*The problem*: Exactly repeat the material, dropping every picture from the copy.

*Supplied records*:
>> Begin

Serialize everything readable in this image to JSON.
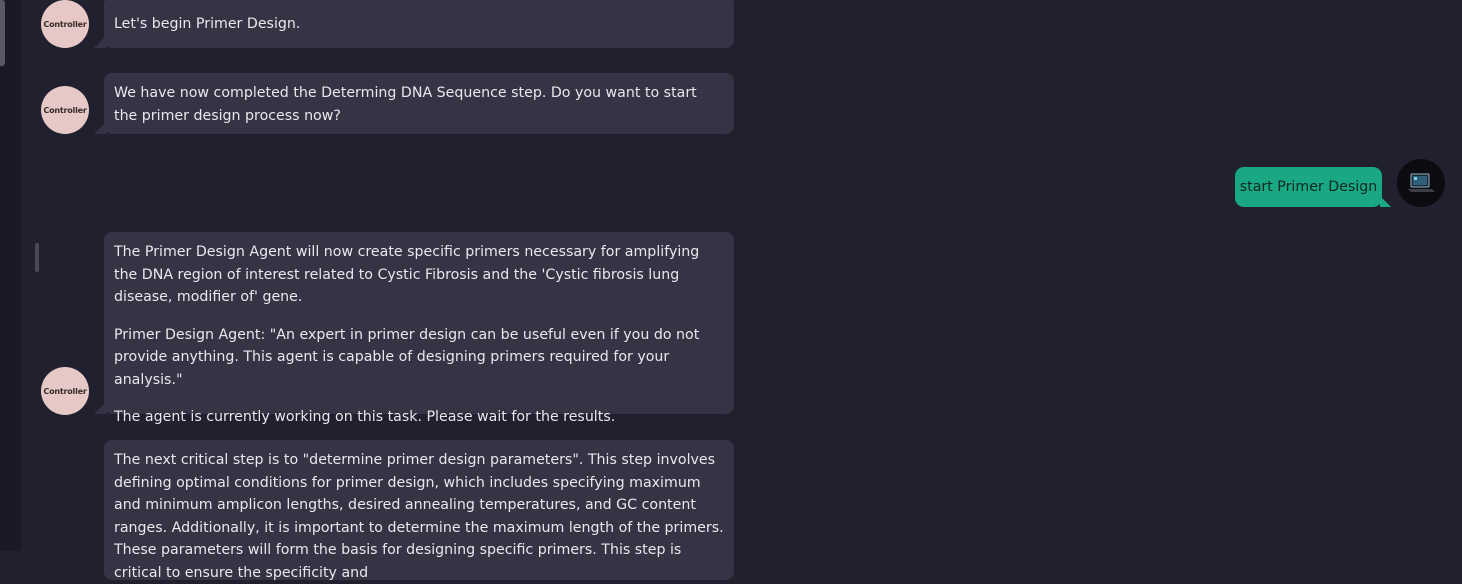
{
  "controller_label": "Controller",
  "messages": [
    {
      "role": "controller",
      "paragraphs": [
        "Let's begin Primer Design."
      ]
    },
    {
      "role": "controller",
      "paragraphs": [
        "We have now completed the Determing DNA Sequence step. Do you want to start the primer design process now?"
      ]
    },
    {
      "role": "user",
      "text": "start Primer Design"
    },
    {
      "role": "controller",
      "paragraphs": [
        "The Primer Design Agent will now create specific primers necessary for amplifying the DNA region of interest related to Cystic Fibrosis and the 'Cystic fibrosis lung disease, modifier of' gene.",
        "Primer Design Agent: \"An expert in primer design can be useful even if you do not provide anything. This agent is capable of designing primers required for your analysis.\"",
        "The agent is currently working on this task. Please wait for the results."
      ]
    },
    {
      "role": "controller",
      "paragraphs": [
        "The next critical step is to \"determine primer design parameters\". This step involves defining optimal conditions for primer design, which includes specifying maximum and minimum amplicon lengths, desired annealing temperatures, and GC content ranges. Additionally, it is important to determine the maximum length of the primers. These parameters will form the basis for designing specific primers. This step is critical to ensure the specificity and"
      ]
    }
  ],
  "colors": {
    "background": "#20202e",
    "bubble": "#343444",
    "user_bubble": "#1aa784",
    "avatar": "#e6c9c6"
  },
  "icons": {
    "user_avatar": "laptop-icon"
  }
}
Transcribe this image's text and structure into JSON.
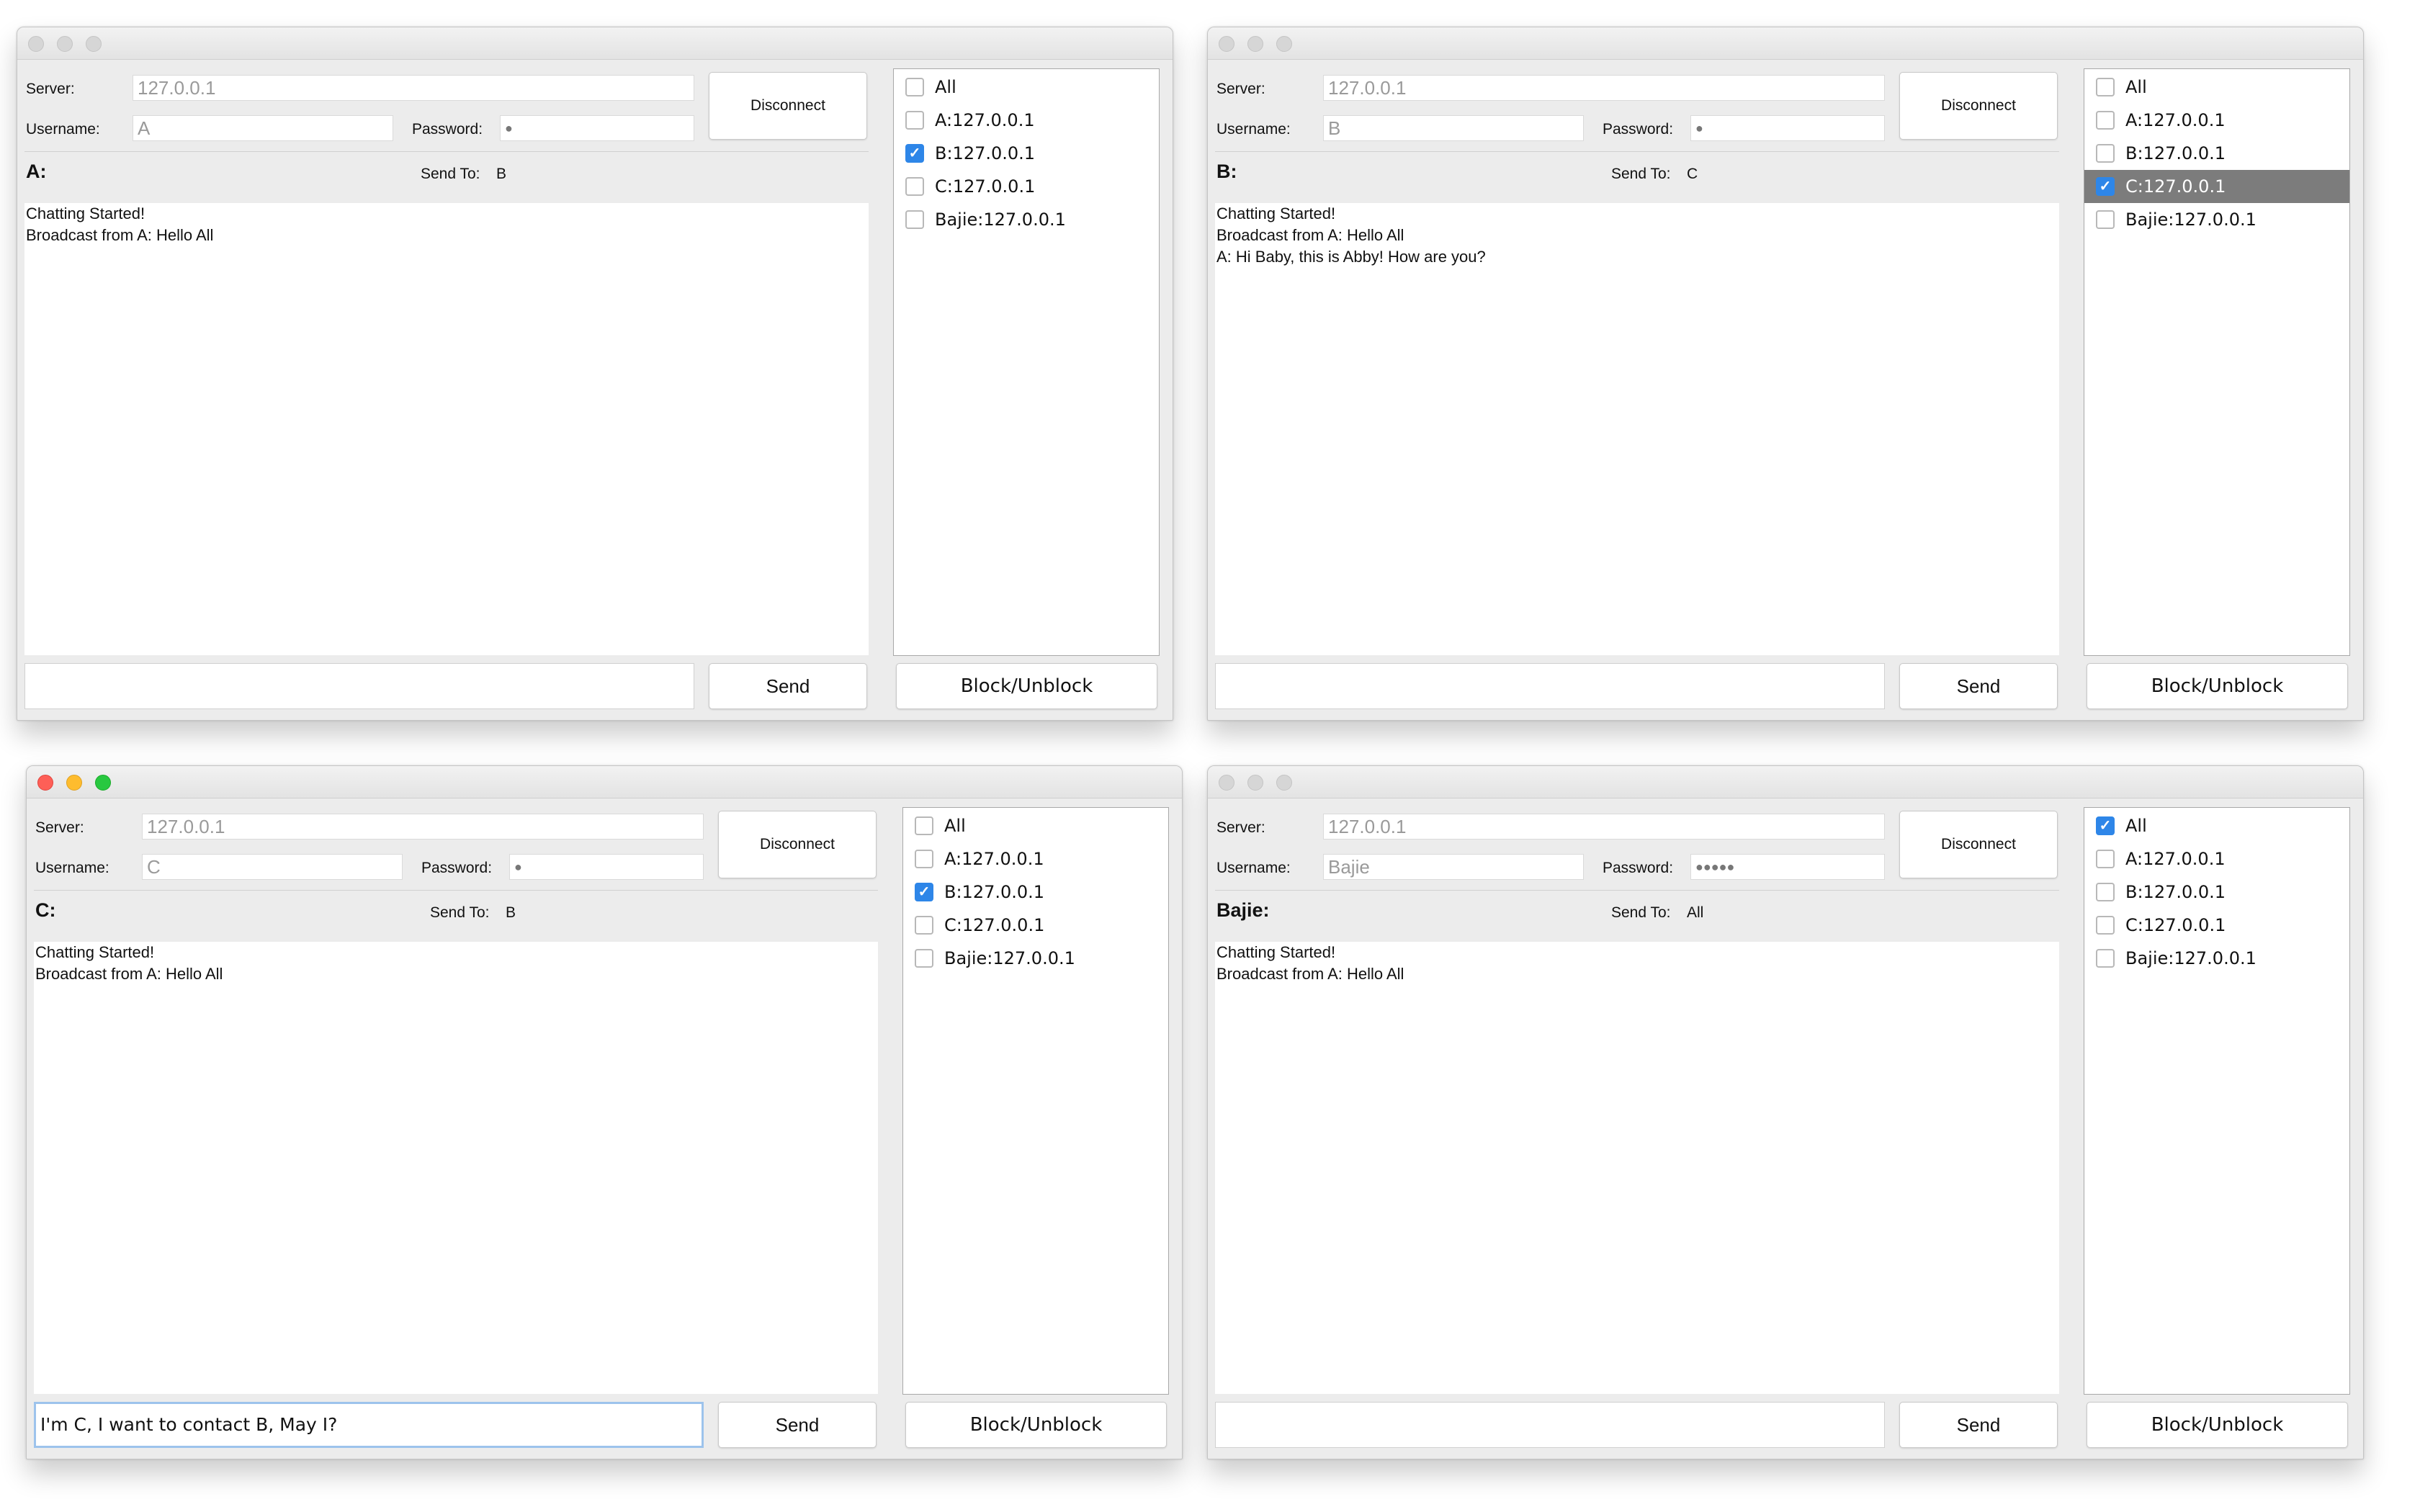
{
  "labels": {
    "server": "Server:",
    "username": "Username:",
    "password": "Password:",
    "send_to": "Send To:",
    "disconnect": "Disconnect",
    "send": "Send",
    "block": "Block/Unblock"
  },
  "colors": {
    "checkbox_checked": "#2e86e8",
    "selected_row": "#7c7c7c",
    "close": "#fe5f57",
    "minimize": "#febc2e",
    "zoom": "#28c840",
    "focus_ring": "#9dc3ec"
  },
  "windows": [
    {
      "id": "a",
      "server": "127.0.0.1",
      "username": "A",
      "password": "●",
      "user_heading": "A:",
      "send_to": "B",
      "messages": [
        "Chatting Started!",
        "Broadcast from A: Hello All"
      ],
      "input": "",
      "users": [
        {
          "label": "All",
          "checked": false
        },
        {
          "label": "A:127.0.0.1",
          "checked": false
        },
        {
          "label": "B:127.0.0.1",
          "checked": true
        },
        {
          "label": "C:127.0.0.1",
          "checked": false
        },
        {
          "label": "Bajie:127.0.0.1",
          "checked": false
        }
      ]
    },
    {
      "id": "b",
      "server": "127.0.0.1",
      "username": "B",
      "password": "●",
      "user_heading": "B:",
      "send_to": "C",
      "messages": [
        "Chatting Started!",
        "Broadcast from A: Hello All",
        "A: Hi Baby, this is Abby! How are you?"
      ],
      "input": "",
      "users": [
        {
          "label": "All",
          "checked": false
        },
        {
          "label": "A:127.0.0.1",
          "checked": false
        },
        {
          "label": "B:127.0.0.1",
          "checked": false
        },
        {
          "label": "C:127.0.0.1",
          "checked": true,
          "selected": true
        },
        {
          "label": "Bajie:127.0.0.1",
          "checked": false
        }
      ]
    },
    {
      "id": "c",
      "server": "127.0.0.1",
      "username": "C",
      "password": "●",
      "user_heading": "C:",
      "send_to": "B",
      "messages": [
        "Chatting Started!",
        "Broadcast from A: Hello All"
      ],
      "input": "I'm C, I want to contact B, May I?",
      "users": [
        {
          "label": "All",
          "checked": false
        },
        {
          "label": "A:127.0.0.1",
          "checked": false
        },
        {
          "label": "B:127.0.0.1",
          "checked": true
        },
        {
          "label": "C:127.0.0.1",
          "checked": false
        },
        {
          "label": "Bajie:127.0.0.1",
          "checked": false
        }
      ]
    },
    {
      "id": "d",
      "server": "127.0.0.1",
      "username": "Bajie",
      "password": "●●●●●",
      "user_heading": "Bajie:",
      "send_to": "All",
      "messages": [
        "Chatting Started!",
        "Broadcast from A: Hello All"
      ],
      "input": "",
      "users": [
        {
          "label": "All",
          "checked": true
        },
        {
          "label": "A:127.0.0.1",
          "checked": false
        },
        {
          "label": "B:127.0.0.1",
          "checked": false
        },
        {
          "label": "C:127.0.0.1",
          "checked": false
        },
        {
          "label": "Bajie:127.0.0.1",
          "checked": false
        }
      ]
    }
  ]
}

>> End

*Final answer*:
Serialize everything readable in this image to JSON.
{
  "controller_label": "Controller",
  "messages": [
    {
      "role": "controller",
      "paragraphs": [
        "Let's begin Primer Design."
      ]
    },
    {
      "role": "controller",
      "paragraphs": [
        "We have now completed the Determing DNA Sequence step. Do you want to start the primer design process now?"
      ]
    },
    {
      "role": "user",
      "text": "start Primer Design"
    },
    {
      "role": "controller",
      "paragraphs": [
        "The Primer Design Agent will now create specific primers necessary for amplifying the DNA region of interest related to Cystic Fibrosis and the 'Cystic fibrosis lung disease, modifier of' gene.",
        "Primer Design Agent: \"An expert in primer design can be useful even if you do not provide anything. This agent is capable of designing primers required for your analysis.\"",
        "The agent is currently working on this task. Please wait for the results."
      ]
    },
    {
      "role": "controller",
      "paragraphs": [
        "The next critical step is to \"determine primer design parameters\". This step involves defining optimal conditions for primer design, which includes specifying maximum and minimum amplicon lengths, desired annealing temperatures, and GC content ranges. Additionally, it is important to determine the maximum length of the primers. These parameters will form the basis for designing specific primers. This step is critical to ensure the specificity and"
      ]
    }
  ],
  "colors": {
    "background": "#20202e",
    "bubble": "#343444",
    "user_bubble": "#1aa784",
    "avatar": "#e6c9c6"
  },
  "icons": {
    "user_avatar": "laptop-icon"
  }
}
Transcribe this image's text and structure into JSON.
{
  "labels": {
    "server": "Server:",
    "username": "Username:",
    "password": "Password:",
    "send_to": "Send To:",
    "disconnect": "Disconnect",
    "send": "Send",
    "block": "Block/Unblock"
  },
  "colors": {
    "checkbox_checked": "#2e86e8",
    "selected_row": "#7c7c7c",
    "close": "#fe5f57",
    "minimize": "#febc2e",
    "zoom": "#28c840",
    "focus_ring": "#9dc3ec"
  },
  "windows": [
    {
      "id": "a",
      "server": "127.0.0.1",
      "username": "A",
      "password": "●",
      "user_heading": "A:",
      "send_to": "B",
      "messages": [
        "Chatting Started!",
        "Broadcast from A: Hello All"
      ],
      "input": "",
      "users": [
        {
          "label": "All",
          "checked": false
        },
        {
          "label": "A:127.0.0.1",
          "checked": false
        },
        {
          "label": "B:127.0.0.1",
          "checked": true
        },
        {
          "label": "C:127.0.0.1",
          "checked": false
        },
        {
          "label": "Bajie:127.0.0.1",
          "checked": false
        }
      ]
    },
    {
      "id": "b",
      "server": "127.0.0.1",
      "username": "B",
      "password": "●",
      "user_heading": "B:",
      "send_to": "C",
      "messages": [
        "Chatting Started!",
        "Broadcast from A: Hello All",
        "A: Hi Baby, this is Abby! How are you?"
      ],
      "input": "",
      "users": [
        {
          "label": "All",
          "checked": false
        },
        {
          "label": "A:127.0.0.1",
          "checked": false
        },
        {
          "label": "B:127.0.0.1",
          "checked": false
        },
        {
          "label": "C:127.0.0.1",
          "checked": true,
          "selected": true
        },
        {
          "label": "Bajie:127.0.0.1",
          "checked": false
        }
      ]
    },
    {
      "id": "c",
      "server": "127.0.0.1",
      "username": "C",
      "password": "●",
      "user_heading": "C:",
      "send_to": "B",
      "messages": [
        "Chatting Started!",
        "Broadcast from A: Hello All"
      ],
      "input": "I'm C, I want to contact B, May I?",
      "users": [
        {
          "label": "All",
          "checked": false
        },
        {
          "label": "A:127.0.0.1",
          "checked": false
        },
        {
          "label": "B:127.0.0.1",
          "checked": true
        },
        {
          "label": "C:127.0.0.1",
          "checked": false
        },
        {
          "label": "Bajie:127.0.0.1",
          "checked": false
        }
      ]
    },
    {
      "id": "d",
      "server": "127.0.0.1",
      "username": "Bajie",
      "password": "●●●●●",
      "user_heading": "Bajie:",
      "send_to": "All",
      "messages": [
        "Chatting Started!",
        "Broadcast from A: Hello All"
      ],
      "input": "",
      "users": [
        {
          "label": "All",
          "checked": true
        },
        {
          "label": "A:127.0.0.1",
          "checked": false
        },
        {
          "label": "B:127.0.0.1",
          "checked": false
        },
        {
          "label": "C:127.0.0.1",
          "checked": false
        },
        {
          "label": "Bajie:127.0.0.1",
          "checked": false
        }
      ]
    }
  ]
}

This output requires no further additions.